-- BEGIN INFORMATION SUPPLIED --
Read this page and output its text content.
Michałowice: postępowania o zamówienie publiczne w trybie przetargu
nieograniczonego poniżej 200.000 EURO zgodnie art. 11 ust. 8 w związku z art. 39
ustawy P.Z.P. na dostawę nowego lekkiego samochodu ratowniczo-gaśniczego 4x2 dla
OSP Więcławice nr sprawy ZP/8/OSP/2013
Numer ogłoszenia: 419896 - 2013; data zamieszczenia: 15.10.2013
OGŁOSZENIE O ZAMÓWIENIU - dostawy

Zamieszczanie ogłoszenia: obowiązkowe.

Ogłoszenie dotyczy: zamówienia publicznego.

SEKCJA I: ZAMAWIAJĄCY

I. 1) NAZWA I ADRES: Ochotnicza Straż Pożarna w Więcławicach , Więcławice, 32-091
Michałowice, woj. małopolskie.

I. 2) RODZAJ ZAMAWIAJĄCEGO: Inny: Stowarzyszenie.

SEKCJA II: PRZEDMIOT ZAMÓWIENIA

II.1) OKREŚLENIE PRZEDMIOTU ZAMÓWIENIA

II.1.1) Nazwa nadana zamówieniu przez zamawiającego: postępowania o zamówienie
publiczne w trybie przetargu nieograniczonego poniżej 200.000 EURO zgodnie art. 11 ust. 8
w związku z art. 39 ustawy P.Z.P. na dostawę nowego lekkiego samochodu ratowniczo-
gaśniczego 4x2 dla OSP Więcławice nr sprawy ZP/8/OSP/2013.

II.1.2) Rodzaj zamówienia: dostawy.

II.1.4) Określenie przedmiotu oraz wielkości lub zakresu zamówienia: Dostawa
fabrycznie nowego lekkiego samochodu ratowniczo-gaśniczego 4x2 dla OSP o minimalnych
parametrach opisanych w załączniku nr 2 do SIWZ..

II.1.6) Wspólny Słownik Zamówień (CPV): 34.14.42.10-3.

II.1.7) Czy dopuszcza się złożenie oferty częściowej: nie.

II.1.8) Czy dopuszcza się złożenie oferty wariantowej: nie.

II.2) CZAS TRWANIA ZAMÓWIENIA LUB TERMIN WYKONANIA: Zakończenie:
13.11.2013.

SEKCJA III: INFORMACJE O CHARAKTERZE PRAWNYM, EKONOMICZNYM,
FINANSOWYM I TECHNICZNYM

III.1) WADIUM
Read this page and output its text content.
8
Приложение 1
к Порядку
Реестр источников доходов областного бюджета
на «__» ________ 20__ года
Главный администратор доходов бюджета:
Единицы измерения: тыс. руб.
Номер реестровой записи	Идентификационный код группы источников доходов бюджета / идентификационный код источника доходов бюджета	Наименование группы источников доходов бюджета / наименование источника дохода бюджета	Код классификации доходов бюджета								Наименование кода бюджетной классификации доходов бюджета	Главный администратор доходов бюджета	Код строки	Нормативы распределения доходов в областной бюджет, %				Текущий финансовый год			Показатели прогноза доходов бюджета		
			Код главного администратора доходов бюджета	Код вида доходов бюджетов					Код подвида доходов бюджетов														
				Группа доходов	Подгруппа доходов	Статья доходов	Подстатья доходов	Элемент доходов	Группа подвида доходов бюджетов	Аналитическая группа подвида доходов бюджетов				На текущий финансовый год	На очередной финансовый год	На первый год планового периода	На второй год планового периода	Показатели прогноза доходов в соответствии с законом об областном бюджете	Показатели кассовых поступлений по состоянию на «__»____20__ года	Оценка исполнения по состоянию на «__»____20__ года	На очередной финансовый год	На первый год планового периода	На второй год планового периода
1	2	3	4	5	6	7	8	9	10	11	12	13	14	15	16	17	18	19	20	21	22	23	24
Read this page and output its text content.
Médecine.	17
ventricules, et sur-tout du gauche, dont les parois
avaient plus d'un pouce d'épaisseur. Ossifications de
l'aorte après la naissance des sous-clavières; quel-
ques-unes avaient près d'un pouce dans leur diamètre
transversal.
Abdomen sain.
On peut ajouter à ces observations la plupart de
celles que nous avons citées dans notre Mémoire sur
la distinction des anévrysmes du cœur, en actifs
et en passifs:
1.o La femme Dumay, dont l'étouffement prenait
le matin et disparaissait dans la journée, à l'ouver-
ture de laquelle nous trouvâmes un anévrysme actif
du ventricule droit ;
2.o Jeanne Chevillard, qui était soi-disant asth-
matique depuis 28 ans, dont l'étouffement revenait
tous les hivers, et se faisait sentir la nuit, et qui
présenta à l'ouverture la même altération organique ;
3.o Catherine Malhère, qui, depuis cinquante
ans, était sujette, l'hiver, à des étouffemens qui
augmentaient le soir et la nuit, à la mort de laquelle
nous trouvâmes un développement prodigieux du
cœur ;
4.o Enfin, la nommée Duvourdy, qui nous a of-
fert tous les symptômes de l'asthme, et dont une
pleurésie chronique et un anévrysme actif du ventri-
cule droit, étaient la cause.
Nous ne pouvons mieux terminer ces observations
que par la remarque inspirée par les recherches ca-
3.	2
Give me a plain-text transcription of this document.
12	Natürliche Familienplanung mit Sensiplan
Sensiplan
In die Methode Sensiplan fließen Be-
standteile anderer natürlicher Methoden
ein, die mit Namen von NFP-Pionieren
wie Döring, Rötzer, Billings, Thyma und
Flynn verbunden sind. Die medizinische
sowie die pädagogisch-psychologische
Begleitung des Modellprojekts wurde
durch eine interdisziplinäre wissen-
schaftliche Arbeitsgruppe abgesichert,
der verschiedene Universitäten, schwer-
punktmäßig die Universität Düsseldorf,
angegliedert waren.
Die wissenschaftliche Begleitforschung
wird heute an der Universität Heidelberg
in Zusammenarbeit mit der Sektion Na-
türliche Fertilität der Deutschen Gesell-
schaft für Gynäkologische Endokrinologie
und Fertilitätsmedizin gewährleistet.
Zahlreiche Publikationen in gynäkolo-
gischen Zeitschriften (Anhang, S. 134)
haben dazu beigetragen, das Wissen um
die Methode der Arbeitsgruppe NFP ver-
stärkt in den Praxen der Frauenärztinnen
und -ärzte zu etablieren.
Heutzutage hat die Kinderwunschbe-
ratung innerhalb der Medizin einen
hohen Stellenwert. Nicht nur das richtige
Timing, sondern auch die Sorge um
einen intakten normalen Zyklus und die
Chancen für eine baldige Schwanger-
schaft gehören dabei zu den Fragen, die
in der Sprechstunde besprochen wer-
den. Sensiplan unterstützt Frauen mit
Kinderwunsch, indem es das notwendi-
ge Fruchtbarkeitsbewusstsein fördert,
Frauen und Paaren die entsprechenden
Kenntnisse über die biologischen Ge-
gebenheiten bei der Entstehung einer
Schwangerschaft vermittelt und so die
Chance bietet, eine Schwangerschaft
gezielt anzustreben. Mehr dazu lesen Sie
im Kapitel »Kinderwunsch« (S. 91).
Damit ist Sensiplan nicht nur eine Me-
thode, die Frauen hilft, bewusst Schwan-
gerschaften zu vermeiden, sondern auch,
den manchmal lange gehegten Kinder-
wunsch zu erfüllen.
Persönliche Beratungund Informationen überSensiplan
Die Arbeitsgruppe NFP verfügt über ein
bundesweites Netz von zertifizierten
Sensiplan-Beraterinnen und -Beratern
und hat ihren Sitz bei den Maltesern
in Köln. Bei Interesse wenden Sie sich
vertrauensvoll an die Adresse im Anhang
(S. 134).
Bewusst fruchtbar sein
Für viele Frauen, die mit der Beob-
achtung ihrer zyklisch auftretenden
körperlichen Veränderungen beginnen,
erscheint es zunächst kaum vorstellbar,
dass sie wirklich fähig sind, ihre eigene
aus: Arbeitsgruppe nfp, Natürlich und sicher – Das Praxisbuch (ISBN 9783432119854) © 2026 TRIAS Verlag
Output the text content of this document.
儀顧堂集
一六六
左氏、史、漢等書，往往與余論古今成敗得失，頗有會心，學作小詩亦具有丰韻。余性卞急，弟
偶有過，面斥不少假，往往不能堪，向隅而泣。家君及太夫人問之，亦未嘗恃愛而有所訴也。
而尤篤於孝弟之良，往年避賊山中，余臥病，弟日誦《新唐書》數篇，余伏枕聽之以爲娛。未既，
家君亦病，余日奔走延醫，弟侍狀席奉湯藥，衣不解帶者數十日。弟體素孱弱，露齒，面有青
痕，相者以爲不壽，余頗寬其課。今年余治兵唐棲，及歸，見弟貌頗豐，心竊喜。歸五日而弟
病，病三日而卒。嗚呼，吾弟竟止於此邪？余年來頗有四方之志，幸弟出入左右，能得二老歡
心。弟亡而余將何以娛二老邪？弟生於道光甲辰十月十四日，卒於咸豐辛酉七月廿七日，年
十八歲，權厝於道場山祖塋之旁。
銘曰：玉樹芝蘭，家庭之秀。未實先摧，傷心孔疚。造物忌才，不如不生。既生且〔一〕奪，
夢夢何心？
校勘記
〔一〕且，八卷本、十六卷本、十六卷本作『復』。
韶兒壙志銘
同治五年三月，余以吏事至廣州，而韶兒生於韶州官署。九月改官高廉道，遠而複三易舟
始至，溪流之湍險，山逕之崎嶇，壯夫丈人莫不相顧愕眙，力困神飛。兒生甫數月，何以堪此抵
-- END INFORMATION SUPPLIED --
▶ _AIM_
Look over the listing above. Pick out and copy every line that includes "einen".

▶ _EXPECTED ANSWER_
ratung innerhalb der Medizin einen
einen intakten normalen Zyklus und die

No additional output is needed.